• [記述課題 A] 以下の書評から、「本を読む時だけは別世界。誰か」で始まり「です。(山中伸弥 p114)」で終わる部分を、一字一句違えずに引用しなさい。

• [提示文]
________
書名 まなの本棚
著者 芦田愛菜
発行所 小学館
発行年月日 2019.07.23
価格(税別) 1,400円
子役の彼女をテレビの画面で何度も見ているが,その彼女に本について教えてもらうことになるとは思ってもいなかった。
● 大変に聡明な印象を受ける。如実にそれを感じるのが,辻村深月さんとの対談だ。稀代の作家とサシで話しているのに,ほとんど臆していないし,押されてもいない。土俵の中央に踏みとどまっている。
これだけの聡明さがあって,しかも育ちの良さも備えているとなると,芸能界では疎まれることもあるかもしれないねぇ。
● あるいは,芸能界も昔とはずいぶん変わっているんだろうか。土屋太鳳も大学を卒業できたし,二階堂ふみも慶応を卒業するかもしれない。
いや,卒業はしなくても,そういうところに出没する女優が増えたということが,芸能界も変わってきたのかなと思わせるのだが。
● 以下に転載。
読みたい本を見つけるのは宝物を発見するのと同じで,自分で探し出したりめぐり会ったりするからおもしろいんだと思うんです。(p14)
ちょっとした空き時間があれば,いつも「あぁ,その本の続きが読みたいなぁ~」と思ってしまいます。(p26)
本を読む時だけは別世界。誰かに話しかけられても,声が全然耳に入っていなくて,気がつかないみたいなんです。(p27)
「早く先を知りたい!」という気持ちが強いせいか,本を読むスピードは,けっこう速い方みたいです。それほど厚くない文庫本だったら,だいたい2~3時間で1冊読み終わってしまいます。(p28)
友達と一緒にいて楽しいのは,みんなで団結して何かすること! 学校の行事も,せっかくやるなら,どことん一生懸命に楽しみたいほうです。(p43)
私は小さい頃から「なりきり遊び」が大好きで,友達に「私はこの役をやるから,あなたはお母さん役をやってね」「あなたはお姉ちゃん役ね」なんて役を割り振って,みんなと一緒におままごとをしていました。(p45)
最近はドラマの語りのお仕事をさせていただくことがありましたが,その場合は,視聴者の方と共に登場人物たちを応援する気持ちになっていました。(p69)
声優やドラマ,映画のお仕事では,「素の芦田愛菜」をちらりとでも感じさせてしまうと,見ている方が違和感を抱いてしまうと思うので,極力,「素の芦田愛菜」が出ないように心がけています。(p69)
人見知りは小さい頃から全然しなかったほうなので,初めて会う人でもすぐに自分から話しかけて,誰とでも仲よくなってしまうタイプだったようです。(p75)
僕たちは自分たちが知っている範囲のことでしか,物事を判断できないじゃないですか。だから,自分の予想とうのは,あくまで自分の知識の範囲内にとどまってしまうんです。水面から氷山が顔を出している小さなところだけを学んでわかった気になって予想を立てるので,実験で違う結果が出てしまうのは,ある意味当然なんですね。でも,その失敗が,これまで知られていなかった新しい事実を発見するきっかけになるかもしれないんです。(山中伸弥 p114)
________
• [データ抜粋]
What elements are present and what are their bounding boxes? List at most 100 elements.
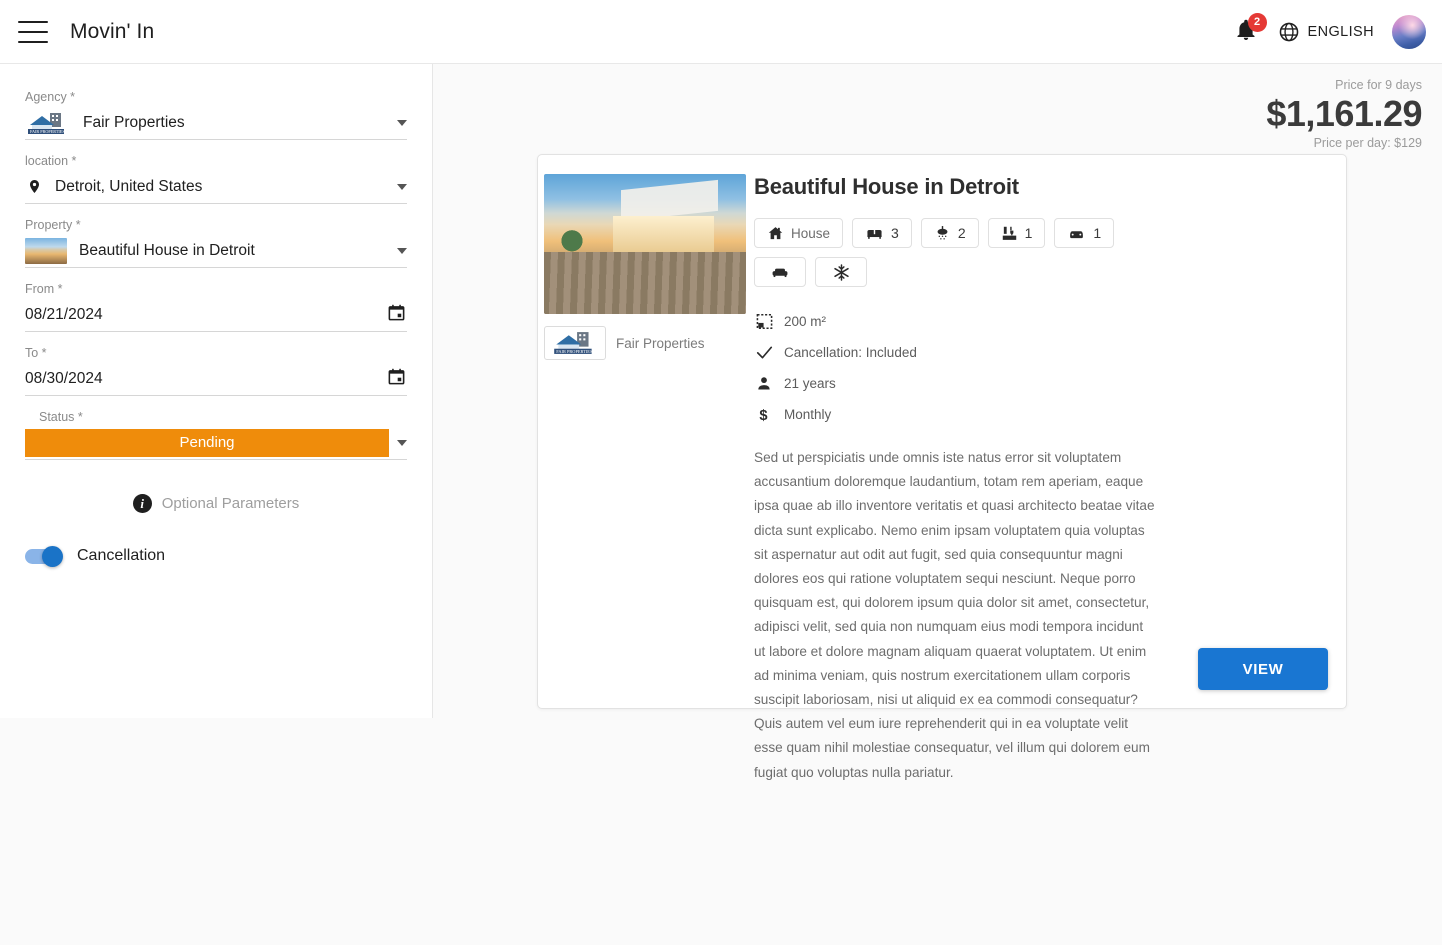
card-agency-name: Fair Properties xyxy=(616,335,705,351)
property-description: Sed ut perspiciatis unde omnis iste natu… xyxy=(754,450,1155,780)
fair-properties-logo: FAIR PROPERTIES xyxy=(25,110,71,136)
detail-text: 21 years xyxy=(784,375,836,391)
shower-icon xyxy=(937,225,948,240)
svg-text:$: $ xyxy=(759,407,767,423)
to-date-label: To * xyxy=(25,346,47,360)
from-date-label: From * xyxy=(25,282,63,296)
detail-rental-term: $ Monthly xyxy=(754,404,1322,424)
property-card-media: FAIR PROPERTIES Fair Properties xyxy=(538,174,746,785)
svg-text:FAIR PROPERTIES: FAIR PROPERTIES xyxy=(30,129,65,134)
language-label: ENGLISH xyxy=(1307,23,1374,40)
property-value: Beautiful House in Detroit xyxy=(79,241,255,259)
switch-knob xyxy=(42,545,63,567)
detail-text: Cancellation: Included xyxy=(784,344,917,360)
to-date-value: 08/30/2024 xyxy=(25,369,103,387)
property-select[interactable]: Beautiful House in Detroit xyxy=(25,234,407,268)
notification-badge: 2 xyxy=(1247,12,1267,32)
map-pin-icon xyxy=(25,177,43,196)
svg-text:FAIR PROPERTIES: FAIR PROPERTIES xyxy=(556,349,593,354)
info-icon: i xyxy=(132,494,152,513)
to-date-input[interactable]: 08/30/2024 xyxy=(25,362,407,396)
detail-area: 200 m² xyxy=(754,311,1322,331)
location-field: location * Detroit, United States xyxy=(25,154,407,204)
chip-value: 1 xyxy=(1024,225,1033,241)
detail-text: 200 m² xyxy=(784,313,827,329)
agency-select[interactable]: FAIR PROPERTIES Fair Properties xyxy=(25,106,407,140)
property-card-title: Beautiful House in Detroit xyxy=(754,174,1019,199)
bed-icon xyxy=(867,229,882,239)
cancellation-row: Cancellation xyxy=(25,545,407,567)
property-detail-list: 200 m² Cancellation: Included 21 years $… xyxy=(754,311,1322,424)
chip-value: 3 xyxy=(891,225,899,241)
detail-cancellation: Cancellation: Included xyxy=(754,342,1322,362)
detail-minimum-age: 21 years xyxy=(754,373,1322,393)
price-caption: Price for 9 days xyxy=(1335,78,1422,92)
property-photo[interactable] xyxy=(544,174,746,314)
chevron-down-icon[interactable] xyxy=(397,183,407,190)
sofa-icon xyxy=(772,268,788,277)
detail-text: Monthly xyxy=(784,406,832,422)
chevron-down-icon[interactable] xyxy=(397,247,407,254)
agency-label: Agency * xyxy=(25,90,76,104)
agency-value: Fair Properties xyxy=(83,113,185,131)
notifications-button[interactable]: 2 xyxy=(1234,12,1267,47)
calendar-icon[interactable] xyxy=(387,367,407,391)
chip-value: 1 xyxy=(1093,225,1102,241)
avatar[interactable] xyxy=(1392,14,1426,49)
price-amount: $1,161.29 xyxy=(1266,93,1422,134)
booking-form-sidebar: Agency * FAIR PROPERTIES Fair Properties… xyxy=(0,64,433,718)
cancellation-label: Cancellation xyxy=(77,547,166,564)
price-summary: Price for 9 days $1,161.29 Price per day… xyxy=(1266,78,1422,150)
car-icon xyxy=(1070,230,1084,238)
optional-parameters-label: Optional Parameters xyxy=(161,495,300,512)
from-date-field: From * 08/21/2024 xyxy=(25,282,407,332)
agency-field: Agency * FAIR PROPERTIES Fair Properties xyxy=(25,90,407,140)
price-per-day: Price per day: $129 xyxy=(1313,136,1422,150)
status-select[interactable]: Pending xyxy=(25,426,407,460)
chip-bathrooms[interactable]: 2 xyxy=(920,218,979,248)
app-bar-actions: 2 ENGLISH xyxy=(1234,12,1442,49)
cancellation-switch[interactable] xyxy=(25,545,63,567)
status-field: Status * Pending xyxy=(25,410,407,460)
check-icon xyxy=(754,342,774,362)
from-date-value: 08/21/2024 xyxy=(25,305,103,323)
chip-label: House xyxy=(791,225,831,241)
home-icon xyxy=(768,226,783,239)
main-content: Price for 9 days $1,161.29 Price per day… xyxy=(433,64,1442,945)
chevron-down-icon[interactable] xyxy=(397,119,407,126)
kitchen-icon xyxy=(1002,226,1016,240)
fair-properties-logo: FAIR PROPERTIES xyxy=(544,326,606,360)
chip-property-type[interactable]: House xyxy=(754,218,844,248)
hamburger-menu-icon[interactable] xyxy=(18,20,48,43)
globe-icon xyxy=(1279,22,1298,41)
status-badge: Pending xyxy=(25,428,389,457)
chip-value: 2 xyxy=(957,225,966,241)
view-button[interactable]: VIEW xyxy=(1198,648,1328,690)
location-value: Detroit, United States xyxy=(55,177,203,195)
property-card-body: Beautiful House in Detroit House 3 2 1 1… xyxy=(744,174,1346,785)
dollar-icon: $ xyxy=(754,404,774,424)
property-label: Property * xyxy=(25,218,81,232)
chip-parking[interactable]: 1 xyxy=(1054,218,1115,248)
page-title: Movin' In xyxy=(70,19,155,43)
property-field: Property * Beautiful House in Detroit xyxy=(25,218,407,268)
calendar-icon[interactable] xyxy=(387,303,407,327)
status-label: Status * xyxy=(39,410,83,424)
snowflake-icon xyxy=(833,263,849,281)
to-date-field: To * 08/30/2024 xyxy=(25,346,407,396)
chevron-down-icon[interactable] xyxy=(397,439,407,446)
language-selector[interactable]: ENGLISH xyxy=(1278,21,1374,43)
chip-kitchens[interactable]: 1 xyxy=(987,218,1046,248)
property-thumbnail xyxy=(25,237,67,264)
location-select[interactable]: Detroit, United States xyxy=(25,170,407,204)
card-agency-badge: FAIR PROPERTIES Fair Properties xyxy=(544,326,744,360)
person-icon xyxy=(754,373,774,393)
chip-bedrooms[interactable]: 3 xyxy=(852,218,912,248)
from-date-input[interactable]: 08/21/2024 xyxy=(25,298,407,332)
app-bar: Movin' In 2 ENGLISH xyxy=(0,0,1442,64)
area-icon xyxy=(754,311,774,331)
chip-air-conditioning[interactable] xyxy=(815,257,867,287)
location-label: location * xyxy=(25,154,77,168)
optional-parameters-toggle[interactable]: i Optional Parameters xyxy=(25,494,407,513)
chip-furnished[interactable] xyxy=(754,257,806,287)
________
• [記述課題 B] 上のリストから、「card-agency-name: Fair Properties」を含む行から始め、「detail-rental-term: $ Monthly」を含む行までを、両端の行も含めてそのまま書き出しなさい。

• [解答 A]
本を読む時だけは別世界。誰かに話しかけられても,声が全然耳に入っていなくて,気がつかないみたいなんです。(p27)
「早く先を知りたい!」という気持ちが強いせいか,本を読むスピードは,けっこう速い方みたいです。それほど厚くない文庫本だったら,だいたい2~3時間で1冊読み終わってしまいます。(p28)
友達と一緒にいて楽しいのは,みんなで団結して何かすること! 学校の行事も,せっかくやるなら,どことん一生懸命に楽しみたいほうです。(p43)
私は小さい頃から「なりきり遊び」が大好きで,友達に「私はこの役をやるから,あなたはお母さん役をやってね」「あなたはお姉ちゃん役ね」なんて役を割り振って,みんなと一緒におままごとをしていました。(p45)
最近はドラマの語りのお仕事をさせていただくことがありましたが,その場合は,視聴者の方と共に登場人物たちを応援する気持ちになっていました。(p69)
声優やドラマ,映画のお仕事では,「素の芦田愛菜」をちらりとでも感じさせてしまうと,見ている方が違和感を抱いてしまうと思うので,極力,「素の芦田愛菜」が出ないように心がけています。(p69)
人見知りは小さい頃から全然しなかったほうなので,初めて会う人でもすぐに自分から話しかけて,誰とでも仲よくなってしまうタイプだったようです。(p75)
僕たちは自分たちが知っている範囲のことでしか,物事を判断できないじゃないですか。だから,自分の予想とうのは,あくまで自分の知識の範囲内にとどまってしまうんです。水面から氷山が顔を出している小さなところだけを学んでわかった気になって予想を立てるので,実験で違う結果が出てしまうのは,ある意味当然なんですね。でも,その失敗が,これまで知られていなかった新しい事実を発見するきっかけになるかもしれないんです。(山中伸弥 p114)

• [解答 B]
card-agency-name: Fair Properties xyxy=(616,335,705,351)
property-description: Sed ut perspiciatis unde omnis iste natu… xyxy=(754,450,1155,780)
fair-properties-logo: FAIR PROPERTIES xyxy=(25,110,71,136)
detail-text: 21 years xyxy=(784,375,836,391)
shower-icon xyxy=(937,225,948,240)
svg-text:$: $ xyxy=(759,407,767,423)
to-date-label: To * xyxy=(25,346,47,360)
from-date-label: From * xyxy=(25,282,63,296)
detail-rental-term: $ Monthly xyxy=(754,404,1322,424)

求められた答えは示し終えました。